START Document passage

Indianapolis Colt vice president Bill Tobin ushered a visitor
into a room adjacent to his office last week. "Look at this," he
said, pointing to a four-foot-high chart on the far wall. "This
is what this National Football League thinks of us." The chart
was headlined 1995 NATIONAL EXPOSURE, and it listed each NFL
team's 1994 record and its national-TV game schedule for 1995,
including preseason appearances.

The Colts, 8-8 a year ago, had one nationally televised game
this season (Dec. 23 against the New England Patriots). The 7-9
Denver Broncos had six, the 7-9 Buffalo Bills six, the 8-8
Arizona Cardinals five. "Nobody wants us but us," said the
jut-jawed Tobin, who rails at slights such as this one but
hasn't let them get in the way of building his
little-engine-that-could team.

END Document passage

Problems:
• A. Can you transcribe the Colts excerpt from "Indianapolis Colt vice" up to and including "including preseason appearances."?
• B. Answer these about the Colts excerpt:
(i) What was the Colts' record a year ago?
(ii) How many nationally televised games did the Denver Broncos have?
(iii) What headline did the chart carry?
• C. Could you write the next part of the Colts excerpt, picking up after its final sentence?

START Data section

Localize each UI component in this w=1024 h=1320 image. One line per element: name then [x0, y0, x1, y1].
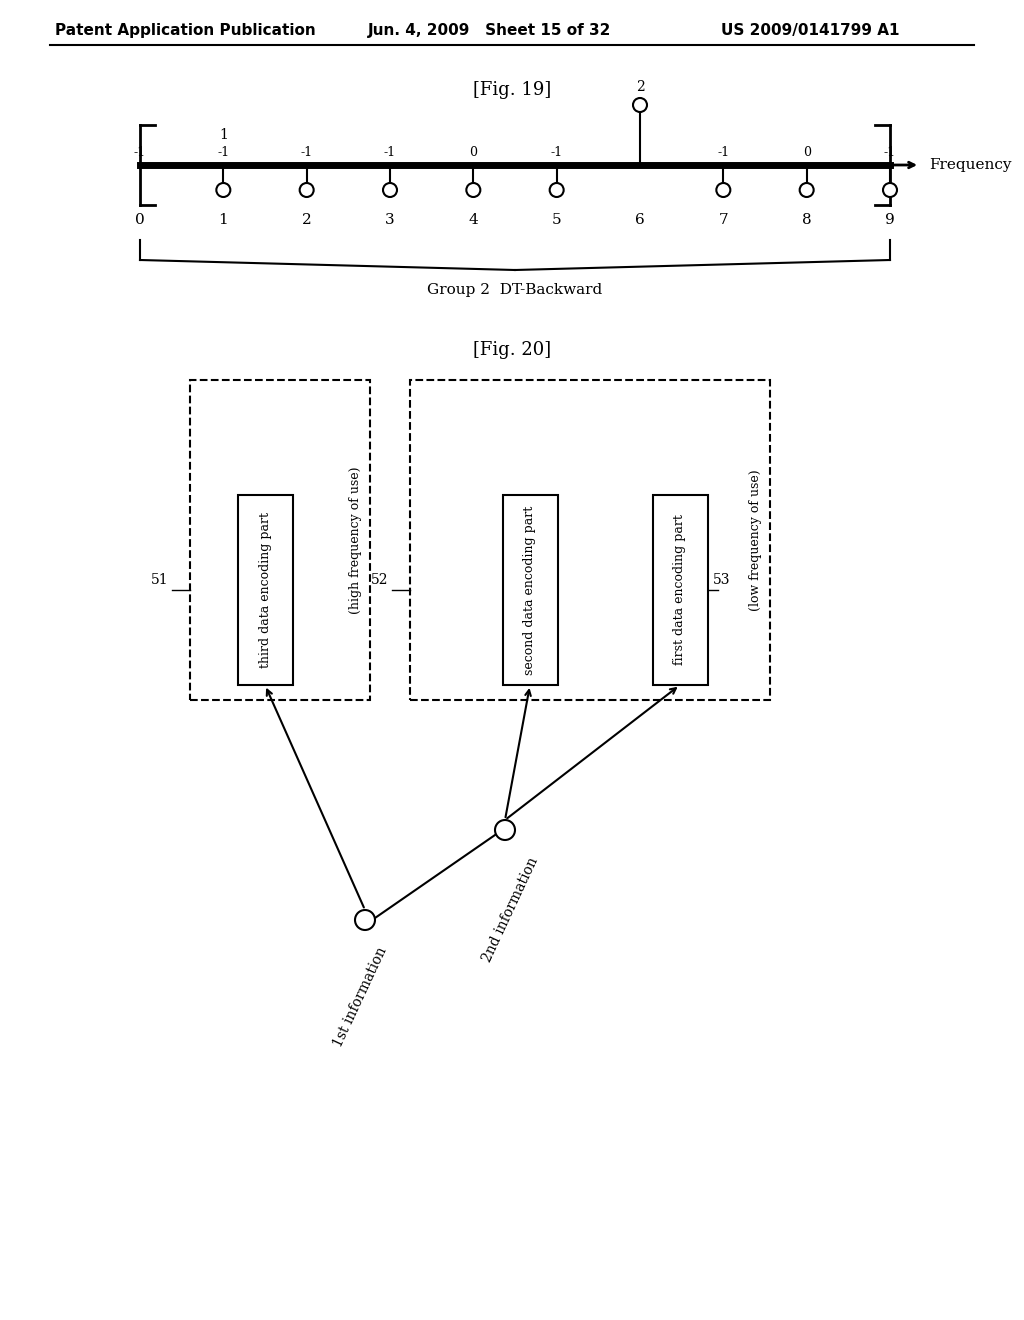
Circle shape	[466, 183, 480, 197]
Text: second data encoding part: second data encoding part	[523, 506, 537, 675]
Text: [Fig. 19]: [Fig. 19]	[473, 81, 551, 99]
Text: 0: 0	[135, 213, 144, 227]
Circle shape	[883, 183, 897, 197]
Bar	[652, 495, 708, 685]
Text: 0: 0	[803, 147, 811, 160]
Circle shape	[800, 183, 814, 197]
Text: 2nd information: 2nd information	[479, 855, 541, 964]
Bar	[238, 495, 293, 685]
Text: 9: 9	[885, 213, 895, 227]
Bar	[410, 380, 770, 700]
Text: 1st information: 1st information	[331, 945, 389, 1049]
Text: -1: -1	[717, 147, 729, 160]
Text: Group 2  DT-Backward: Group 2 DT-Backward	[427, 282, 603, 297]
Circle shape	[216, 183, 230, 197]
Text: -1: -1	[384, 147, 396, 160]
Text: 8: 8	[802, 213, 811, 227]
Circle shape	[717, 183, 730, 197]
Circle shape	[355, 909, 375, 931]
Text: 53: 53	[713, 573, 730, 587]
Text: (low frequency of use): (low frequency of use)	[749, 469, 762, 611]
Text: 5: 5	[552, 213, 561, 227]
Text: Jun. 4, 2009   Sheet 15 of 32: Jun. 4, 2009 Sheet 15 of 32	[369, 22, 611, 37]
Text: [Fig. 20]: [Fig. 20]	[473, 341, 551, 359]
Text: third data encoding part: third data encoding part	[258, 512, 271, 668]
Bar	[503, 495, 557, 685]
Text: (high frequency of use): (high frequency of use)	[348, 466, 361, 614]
Text: Patent Application Publication: Patent Application Publication	[54, 22, 315, 37]
Text: -1: -1	[301, 147, 312, 160]
Text: 4: 4	[468, 213, 478, 227]
Text: first data encoding part: first data encoding part	[674, 515, 686, 665]
Circle shape	[633, 98, 647, 112]
Circle shape	[383, 183, 397, 197]
Bar	[190, 380, 370, 700]
Text: 51: 51	[151, 573, 168, 587]
Text: US 2009/0141799 A1: US 2009/0141799 A1	[721, 22, 899, 37]
Text: -1: -1	[134, 147, 146, 160]
Circle shape	[550, 183, 563, 197]
Text: -1: -1	[217, 147, 229, 160]
Text: 3: 3	[385, 213, 395, 227]
Text: -1: -1	[884, 147, 896, 160]
Text: 0: 0	[469, 147, 477, 160]
Circle shape	[495, 820, 515, 840]
Text: 6: 6	[635, 213, 645, 227]
Text: 52: 52	[371, 573, 388, 587]
Text: Frequency: Frequency	[929, 158, 1012, 172]
Text: 1: 1	[218, 213, 228, 227]
Text: 7: 7	[719, 213, 728, 227]
Circle shape	[300, 183, 313, 197]
Text: 2: 2	[636, 81, 644, 94]
Text: -1: -1	[551, 147, 563, 160]
Text: 2: 2	[302, 213, 311, 227]
Text: 1: 1	[219, 128, 227, 143]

END Data section

Answers provided:
• A.
Indianapolis Colt vice president Bill Tobin ushered a visitor
into a room adjacent to his office last week. "Look at this," he
said, pointing to a four-foot-high chart on the far wall. "This
is what this National Football League thinks of us." The chart
was headlined 1995 NATIONAL EXPOSURE, and it listed each NFL
team's 1994 record and its national-TV game schedule for 1995,
including preseason appearances.

• B.
(i) 8-8
(ii) Six
(iii) 1995 NATIONAL EXPOSURE

• C.
That team reached the NFL's Final Four on Sunday with an ugly
but stunning 10-7 defeat of the Kansas City Chiefs, and one of
the happiest guys in a Colt locker room filled with people
saying, "I told you so," was Tobin. "We haven't played a bad
football game all year," he said. "And games like this--hard,
physical, not dirty, not Raider-style--are what made this league
what it is today. It doesn't have to be 41-37 to be a great game."

The Indy defense, prepared brilliantly by Tobin's brother,
Vince, forced four Chief turnovers, a season high by Kansas
City. The Colt running game, led by unlikely hero Lamont Warren,
produced 147 yards and controlled the clock, which is rarely
done against K.C. Indianapolis quarterback Jim Harbaugh? Well,
he's simply one of the best stories in football this year.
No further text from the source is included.